▸ **Problem statement**: Where does the string "JSON" appear? Copy every line of the entries below that holds it.
-- Begin --
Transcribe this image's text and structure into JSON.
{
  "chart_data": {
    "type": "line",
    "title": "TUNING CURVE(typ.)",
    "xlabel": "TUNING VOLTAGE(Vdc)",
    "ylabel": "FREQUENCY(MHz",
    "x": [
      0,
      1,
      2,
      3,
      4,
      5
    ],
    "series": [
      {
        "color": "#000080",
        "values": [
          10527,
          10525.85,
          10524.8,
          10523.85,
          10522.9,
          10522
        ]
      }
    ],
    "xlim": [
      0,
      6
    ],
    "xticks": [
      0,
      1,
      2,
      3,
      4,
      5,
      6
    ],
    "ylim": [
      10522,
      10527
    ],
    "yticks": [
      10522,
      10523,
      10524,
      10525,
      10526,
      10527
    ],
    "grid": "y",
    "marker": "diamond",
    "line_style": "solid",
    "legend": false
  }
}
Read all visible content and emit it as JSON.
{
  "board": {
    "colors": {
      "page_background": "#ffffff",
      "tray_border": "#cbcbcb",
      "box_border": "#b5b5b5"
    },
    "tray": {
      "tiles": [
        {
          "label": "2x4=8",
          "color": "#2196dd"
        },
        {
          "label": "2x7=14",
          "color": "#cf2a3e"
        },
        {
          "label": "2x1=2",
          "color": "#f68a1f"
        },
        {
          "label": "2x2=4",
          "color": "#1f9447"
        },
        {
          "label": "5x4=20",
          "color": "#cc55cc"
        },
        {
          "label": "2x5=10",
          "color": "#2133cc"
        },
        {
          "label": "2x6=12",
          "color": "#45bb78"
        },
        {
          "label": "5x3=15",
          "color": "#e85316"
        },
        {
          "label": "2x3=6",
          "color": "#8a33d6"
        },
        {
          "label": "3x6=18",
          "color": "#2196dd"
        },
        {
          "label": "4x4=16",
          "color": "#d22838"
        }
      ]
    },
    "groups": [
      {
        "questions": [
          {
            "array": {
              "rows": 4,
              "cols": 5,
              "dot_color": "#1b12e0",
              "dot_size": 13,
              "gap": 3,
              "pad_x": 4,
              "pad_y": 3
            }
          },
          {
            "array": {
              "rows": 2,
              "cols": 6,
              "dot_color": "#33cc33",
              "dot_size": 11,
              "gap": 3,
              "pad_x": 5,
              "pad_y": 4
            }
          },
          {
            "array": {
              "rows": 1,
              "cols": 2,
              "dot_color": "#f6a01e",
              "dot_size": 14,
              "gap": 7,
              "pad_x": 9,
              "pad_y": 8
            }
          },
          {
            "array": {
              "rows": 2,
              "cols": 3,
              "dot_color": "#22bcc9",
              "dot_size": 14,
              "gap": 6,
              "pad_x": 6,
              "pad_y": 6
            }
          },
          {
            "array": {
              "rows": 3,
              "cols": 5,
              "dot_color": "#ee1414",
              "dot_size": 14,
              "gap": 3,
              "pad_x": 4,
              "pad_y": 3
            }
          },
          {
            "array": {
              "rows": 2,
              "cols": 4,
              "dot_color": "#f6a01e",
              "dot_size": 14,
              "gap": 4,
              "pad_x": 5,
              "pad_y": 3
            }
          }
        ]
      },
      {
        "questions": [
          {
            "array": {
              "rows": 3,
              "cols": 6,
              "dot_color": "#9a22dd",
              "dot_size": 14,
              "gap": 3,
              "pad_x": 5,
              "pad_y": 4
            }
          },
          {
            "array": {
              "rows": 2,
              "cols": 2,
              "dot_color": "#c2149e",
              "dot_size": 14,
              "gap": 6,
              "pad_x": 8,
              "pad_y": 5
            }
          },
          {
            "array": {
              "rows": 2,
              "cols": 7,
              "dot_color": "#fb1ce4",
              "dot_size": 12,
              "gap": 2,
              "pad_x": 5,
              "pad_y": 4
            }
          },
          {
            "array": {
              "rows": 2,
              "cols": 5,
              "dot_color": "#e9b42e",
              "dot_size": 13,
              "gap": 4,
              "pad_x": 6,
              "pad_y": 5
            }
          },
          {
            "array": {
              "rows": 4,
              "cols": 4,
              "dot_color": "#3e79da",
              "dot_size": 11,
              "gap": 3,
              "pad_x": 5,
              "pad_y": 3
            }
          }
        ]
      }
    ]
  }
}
-- End --
▸ **Full answer**:
Transcribe this image's text and structure into JSON.
Read all visible content and emit it as JSON.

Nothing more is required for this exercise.